### Instructions for the task
Transcribe the records that follow. Keep every word exactly, and drop the pictures.
— start Data —
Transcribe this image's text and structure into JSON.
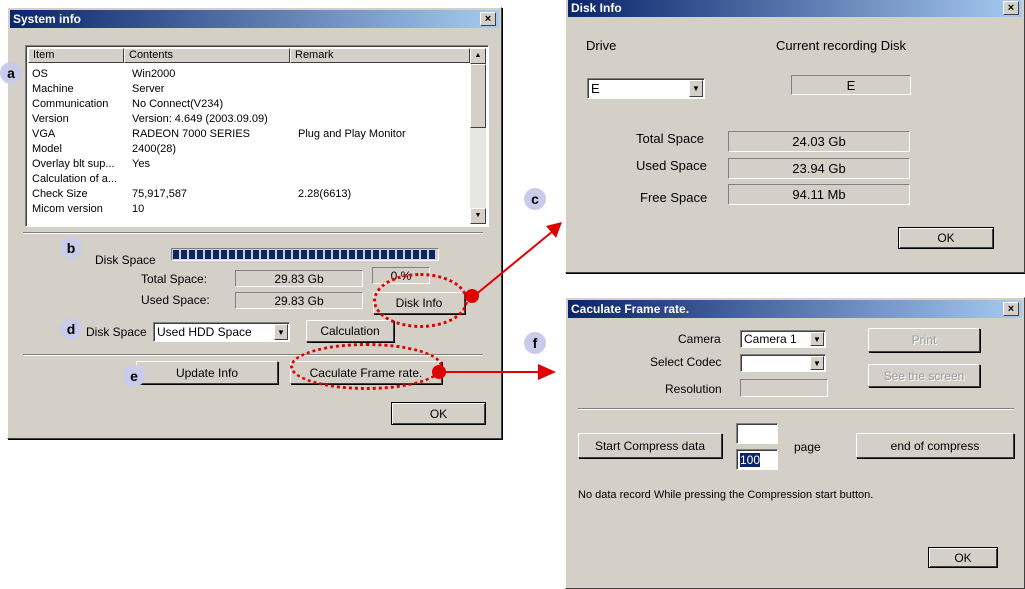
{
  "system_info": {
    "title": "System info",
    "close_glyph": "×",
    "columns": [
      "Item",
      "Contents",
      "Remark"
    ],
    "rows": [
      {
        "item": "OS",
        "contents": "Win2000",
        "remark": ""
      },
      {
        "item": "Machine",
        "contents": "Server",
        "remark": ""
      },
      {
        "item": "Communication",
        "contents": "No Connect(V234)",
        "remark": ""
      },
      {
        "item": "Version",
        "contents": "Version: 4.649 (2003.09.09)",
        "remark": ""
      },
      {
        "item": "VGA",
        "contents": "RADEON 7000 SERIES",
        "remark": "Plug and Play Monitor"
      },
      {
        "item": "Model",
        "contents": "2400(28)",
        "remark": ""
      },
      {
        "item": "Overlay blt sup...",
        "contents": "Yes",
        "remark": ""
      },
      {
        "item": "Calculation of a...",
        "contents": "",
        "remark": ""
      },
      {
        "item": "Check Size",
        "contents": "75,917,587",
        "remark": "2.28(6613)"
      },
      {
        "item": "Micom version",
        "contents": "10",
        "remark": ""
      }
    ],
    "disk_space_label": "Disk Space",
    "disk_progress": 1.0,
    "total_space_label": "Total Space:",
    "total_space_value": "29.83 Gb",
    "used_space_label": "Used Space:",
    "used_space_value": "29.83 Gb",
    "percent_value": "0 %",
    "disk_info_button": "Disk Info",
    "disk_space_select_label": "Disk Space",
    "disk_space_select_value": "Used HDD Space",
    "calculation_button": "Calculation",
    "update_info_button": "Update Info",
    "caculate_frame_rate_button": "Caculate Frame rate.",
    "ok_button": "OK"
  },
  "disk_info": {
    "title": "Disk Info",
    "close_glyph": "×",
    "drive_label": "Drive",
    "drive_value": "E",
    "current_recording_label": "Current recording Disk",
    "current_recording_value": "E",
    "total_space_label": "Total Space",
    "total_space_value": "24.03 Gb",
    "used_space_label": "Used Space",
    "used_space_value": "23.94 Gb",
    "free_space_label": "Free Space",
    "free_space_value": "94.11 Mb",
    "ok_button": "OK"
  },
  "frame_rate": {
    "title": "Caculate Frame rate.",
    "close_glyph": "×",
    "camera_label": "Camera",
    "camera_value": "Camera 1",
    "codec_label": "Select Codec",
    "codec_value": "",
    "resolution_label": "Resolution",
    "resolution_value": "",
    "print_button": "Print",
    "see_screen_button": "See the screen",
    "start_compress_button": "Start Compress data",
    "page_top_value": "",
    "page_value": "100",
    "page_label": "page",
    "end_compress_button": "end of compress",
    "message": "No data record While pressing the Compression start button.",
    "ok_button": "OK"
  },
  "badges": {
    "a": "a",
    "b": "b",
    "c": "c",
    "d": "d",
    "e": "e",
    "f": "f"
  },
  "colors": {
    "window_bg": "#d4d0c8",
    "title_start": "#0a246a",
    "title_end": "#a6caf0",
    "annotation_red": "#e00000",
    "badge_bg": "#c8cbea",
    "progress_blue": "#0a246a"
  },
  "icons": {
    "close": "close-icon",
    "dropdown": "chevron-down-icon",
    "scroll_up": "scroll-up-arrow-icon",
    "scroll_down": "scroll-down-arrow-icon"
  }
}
— end Data —
### Written answer
Transcribe this image's text and structure into JSON.
{
  "system_info": {
    "title": "System info",
    "close_glyph": "×",
    "columns": [
      "Item",
      "Contents",
      "Remark"
    ],
    "rows": [
      {
        "item": "OS",
        "contents": "Win2000",
        "remark": ""
      },
      {
        "item": "Machine",
        "contents": "Server",
        "remark": ""
      },
      {
        "item": "Communication",
        "contents": "No Connect(V234)",
        "remark": ""
      },
      {
        "item": "Version",
        "contents": "Version: 4.649 (2003.09.09)",
        "remark": ""
      },
      {
        "item": "VGA",
        "contents": "RADEON 7000 SERIES",
        "remark": "Plug and Play Monitor"
      },
      {
        "item": "Model",
        "contents": "2400(28)",
        "remark": ""
      },
      {
        "item": "Overlay blt sup...",
        "contents": "Yes",
        "remark": ""
      },
      {
        "item": "Calculation of a...",
        "contents": "",
        "remark": ""
      },
      {
        "item": "Check Size",
        "contents": "75,917,587",
        "remark": "2.28(6613)"
      },
      {
        "item": "Micom version",
        "contents": "10",
        "remark": ""
      }
    ],
    "disk_space_label": "Disk Space",
    "disk_progress": 1.0,
    "total_space_label": "Total Space:",
    "total_space_value": "29.83 Gb",
    "used_space_label": "Used Space:",
    "used_space_value": "29.83 Gb",
    "percent_value": "0 %",
    "disk_info_button": "Disk Info",
    "disk_space_select_label": "Disk Space",
    "disk_space_select_value": "Used HDD Space",
    "calculation_button": "Calculation",
    "update_info_button": "Update Info",
    "caculate_frame_rate_button": "Caculate Frame rate.",
    "ok_button": "OK"
  },
  "disk_info": {
    "title": "Disk Info",
    "close_glyph": "×",
    "drive_label": "Drive",
    "drive_value": "E",
    "current_recording_label": "Current recording Disk",
    "current_recording_value": "E",
    "total_space_label": "Total Space",
    "total_space_value": "24.03 Gb",
    "used_space_label": "Used Space",
    "used_space_value": "23.94 Gb",
    "free_space_label": "Free Space",
    "free_space_value": "94.11 Mb",
    "ok_button": "OK"
  },
  "frame_rate": {
    "title": "Caculate Frame rate.",
    "close_glyph": "×",
    "camera_label": "Camera",
    "camera_value": "Camera 1",
    "codec_label": "Select Codec",
    "codec_value": "",
    "resolution_label": "Resolution",
    "resolution_value": "",
    "print_button": "Print",
    "see_screen_button": "See the screen",
    "start_compress_button": "Start Compress data",
    "page_top_value": "",
    "page_value": "100",
    "page_label": "page",
    "end_compress_button": "end of compress",
    "message": "No data record While pressing the Compression start button.",
    "ok_button": "OK"
  },
  "badges": {
    "a": "a",
    "b": "b",
    "c": "c",
    "d": "d",
    "e": "e",
    "f": "f"
  },
  "colors": {
    "window_bg": "#d4d0c8",
    "title_start": "#0a246a",
    "title_end": "#a6caf0",
    "annotation_red": "#e00000",
    "badge_bg": "#c8cbea",
    "progress_blue": "#0a246a"
  },
  "icons": {
    "close": "close-icon",
    "dropdown": "chevron-down-icon",
    "scroll_up": "scroll-up-arrow-icon",
    "scroll_down": "scroll-down-arrow-icon"
  }
}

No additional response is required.